YOUR TASK:
Extract and list every line that contains the word "CHAPÉUZINHO".

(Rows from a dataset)
========================================================================
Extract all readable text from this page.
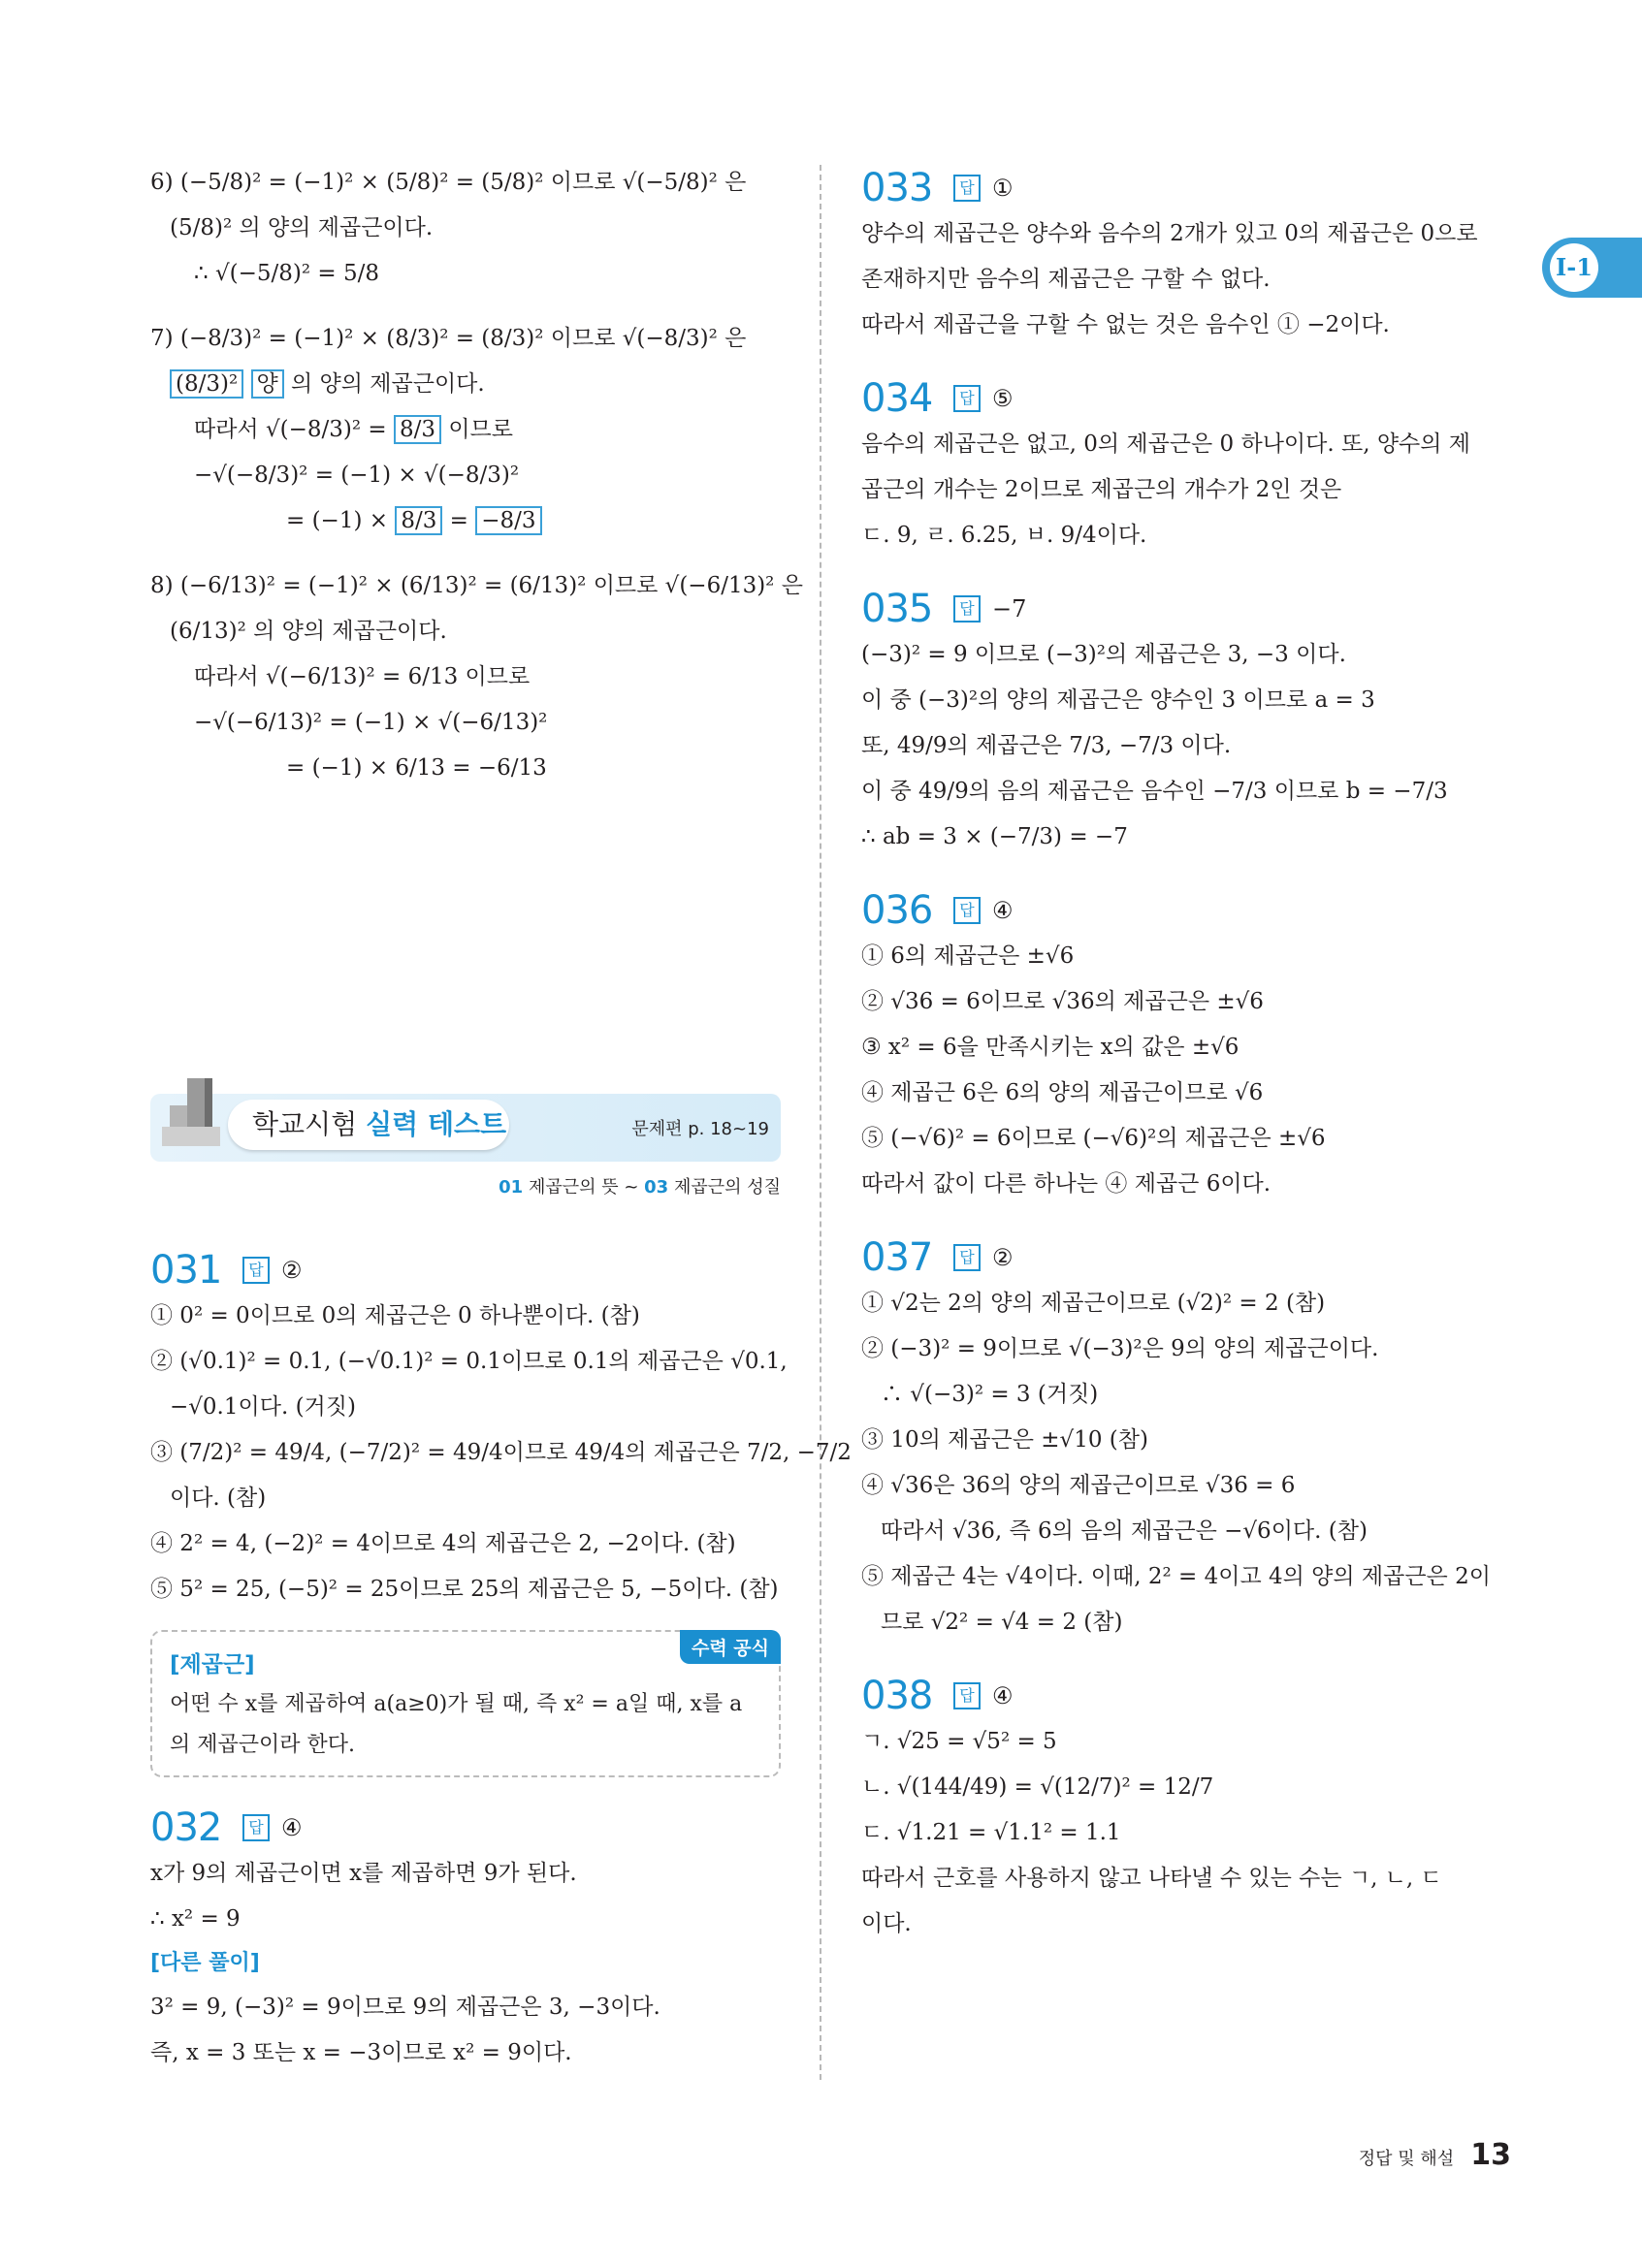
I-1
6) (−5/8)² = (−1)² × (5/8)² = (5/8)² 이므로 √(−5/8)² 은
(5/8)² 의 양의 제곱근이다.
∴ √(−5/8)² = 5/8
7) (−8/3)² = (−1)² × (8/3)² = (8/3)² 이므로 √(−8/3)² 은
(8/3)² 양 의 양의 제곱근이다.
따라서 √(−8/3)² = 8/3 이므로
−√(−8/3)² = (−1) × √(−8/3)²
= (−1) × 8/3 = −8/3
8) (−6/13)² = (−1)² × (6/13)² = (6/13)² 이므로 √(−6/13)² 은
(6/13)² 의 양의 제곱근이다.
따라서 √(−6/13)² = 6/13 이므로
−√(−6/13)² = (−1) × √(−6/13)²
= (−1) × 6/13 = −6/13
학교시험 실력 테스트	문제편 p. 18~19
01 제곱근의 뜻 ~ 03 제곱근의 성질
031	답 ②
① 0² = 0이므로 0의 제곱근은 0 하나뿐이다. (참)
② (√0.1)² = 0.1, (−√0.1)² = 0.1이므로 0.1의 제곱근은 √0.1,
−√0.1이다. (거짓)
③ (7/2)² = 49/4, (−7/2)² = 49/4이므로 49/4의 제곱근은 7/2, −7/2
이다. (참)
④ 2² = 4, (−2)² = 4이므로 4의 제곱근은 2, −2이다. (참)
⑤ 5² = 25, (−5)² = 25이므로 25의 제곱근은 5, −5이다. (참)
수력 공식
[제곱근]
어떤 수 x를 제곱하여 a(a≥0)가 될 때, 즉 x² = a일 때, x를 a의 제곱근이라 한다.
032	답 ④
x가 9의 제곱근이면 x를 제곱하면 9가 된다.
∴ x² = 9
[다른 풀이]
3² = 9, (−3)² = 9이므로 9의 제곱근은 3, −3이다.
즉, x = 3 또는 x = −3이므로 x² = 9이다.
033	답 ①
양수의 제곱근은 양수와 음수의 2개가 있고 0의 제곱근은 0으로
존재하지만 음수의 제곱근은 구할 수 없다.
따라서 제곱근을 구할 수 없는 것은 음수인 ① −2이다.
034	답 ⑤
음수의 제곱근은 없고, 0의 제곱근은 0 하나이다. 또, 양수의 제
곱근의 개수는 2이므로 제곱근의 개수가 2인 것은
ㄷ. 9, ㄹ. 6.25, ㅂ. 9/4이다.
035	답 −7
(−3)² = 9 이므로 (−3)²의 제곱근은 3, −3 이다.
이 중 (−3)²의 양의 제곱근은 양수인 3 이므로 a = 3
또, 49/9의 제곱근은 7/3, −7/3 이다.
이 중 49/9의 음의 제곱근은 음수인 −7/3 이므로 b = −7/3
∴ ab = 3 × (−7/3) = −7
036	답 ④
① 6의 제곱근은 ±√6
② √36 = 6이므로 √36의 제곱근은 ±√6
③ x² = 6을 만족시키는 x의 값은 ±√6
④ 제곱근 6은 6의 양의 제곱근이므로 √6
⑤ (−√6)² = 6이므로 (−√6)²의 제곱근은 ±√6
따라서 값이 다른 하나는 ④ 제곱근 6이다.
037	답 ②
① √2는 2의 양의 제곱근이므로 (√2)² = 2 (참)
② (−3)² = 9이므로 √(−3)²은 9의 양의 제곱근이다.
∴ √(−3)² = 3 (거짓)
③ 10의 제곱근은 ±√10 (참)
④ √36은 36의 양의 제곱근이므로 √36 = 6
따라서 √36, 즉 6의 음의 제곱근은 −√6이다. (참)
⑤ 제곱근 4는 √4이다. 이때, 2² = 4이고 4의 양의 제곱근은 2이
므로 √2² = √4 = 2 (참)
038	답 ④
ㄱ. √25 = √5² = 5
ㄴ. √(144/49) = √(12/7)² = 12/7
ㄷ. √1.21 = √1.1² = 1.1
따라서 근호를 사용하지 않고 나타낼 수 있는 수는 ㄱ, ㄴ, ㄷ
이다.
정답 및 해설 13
========================================================================
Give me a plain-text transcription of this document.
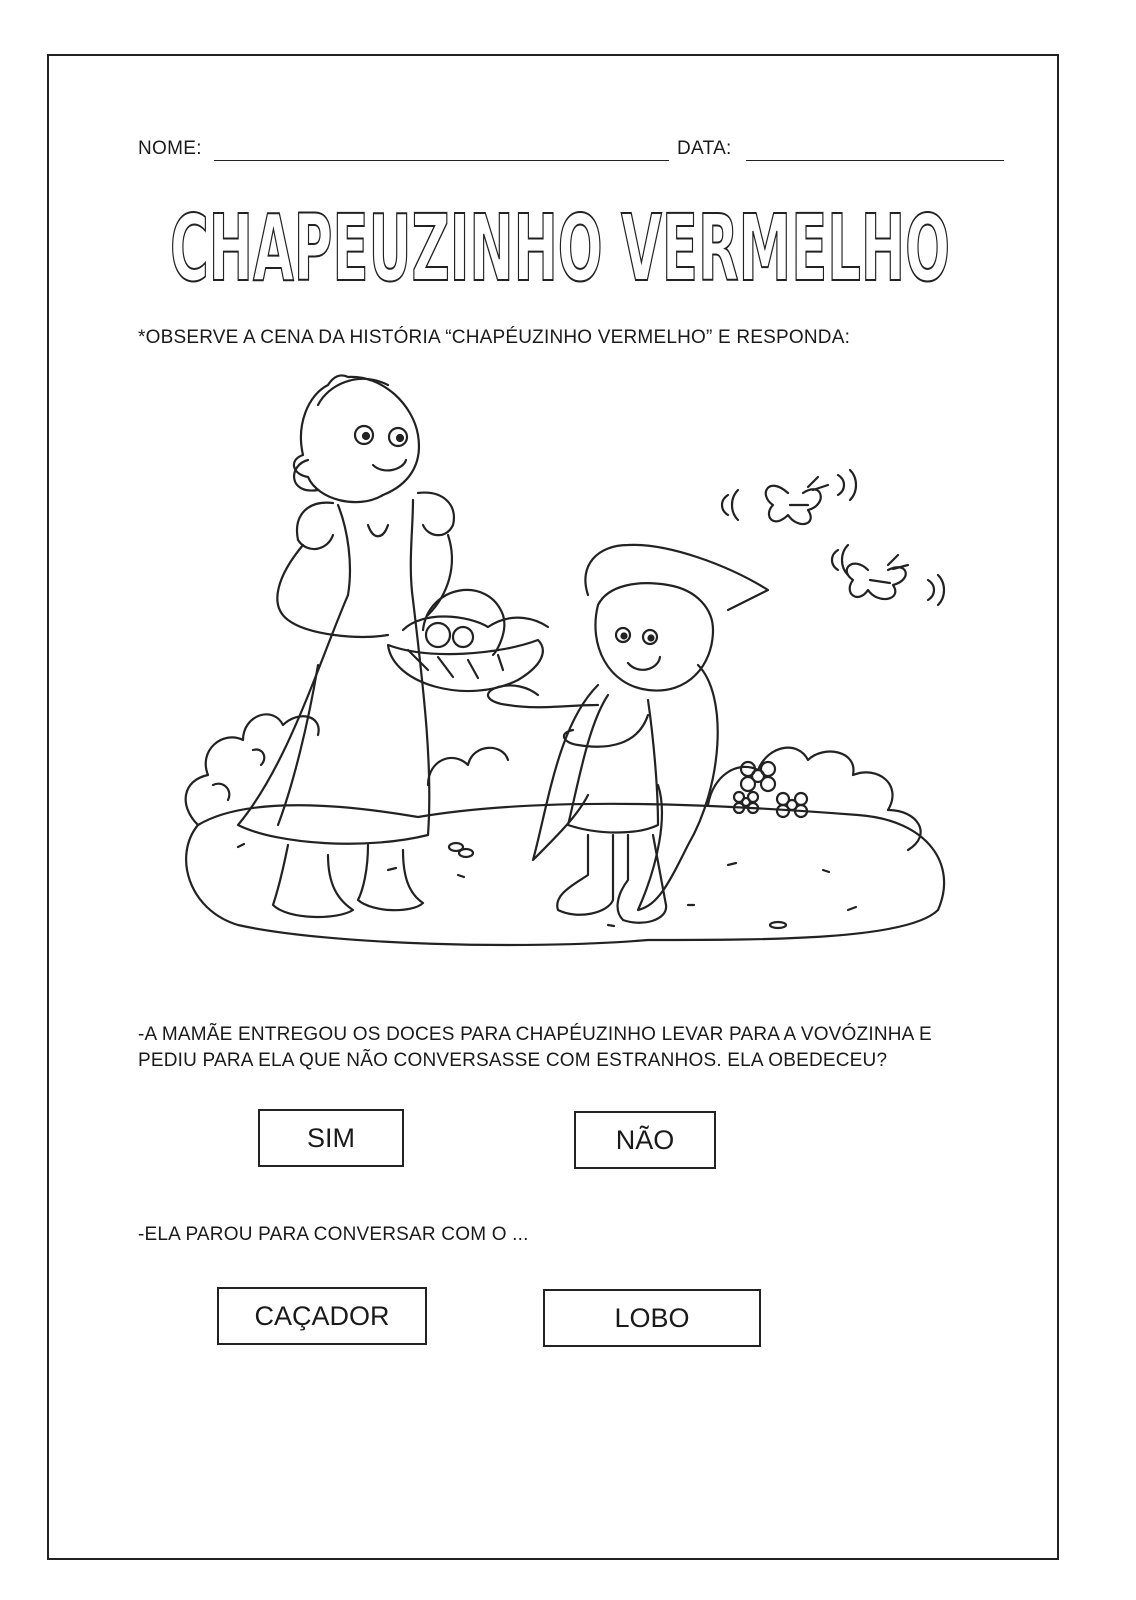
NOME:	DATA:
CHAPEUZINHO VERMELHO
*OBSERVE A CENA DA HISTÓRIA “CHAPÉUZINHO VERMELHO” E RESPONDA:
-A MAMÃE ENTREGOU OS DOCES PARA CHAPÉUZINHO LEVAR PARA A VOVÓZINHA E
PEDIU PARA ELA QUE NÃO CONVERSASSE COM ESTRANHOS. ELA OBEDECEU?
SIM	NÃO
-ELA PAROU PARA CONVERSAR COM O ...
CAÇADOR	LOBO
========================================================================
WRITTEN REPLY:
*OBSERVE A CENA DA HISTÓRIA “CHAPÉUZINHO VERMELHO” E RESPONDA:
-A MAMÃE ENTREGOU OS DOCES PARA CHAPÉUZINHO LEVAR PARA A VOVÓZINHA E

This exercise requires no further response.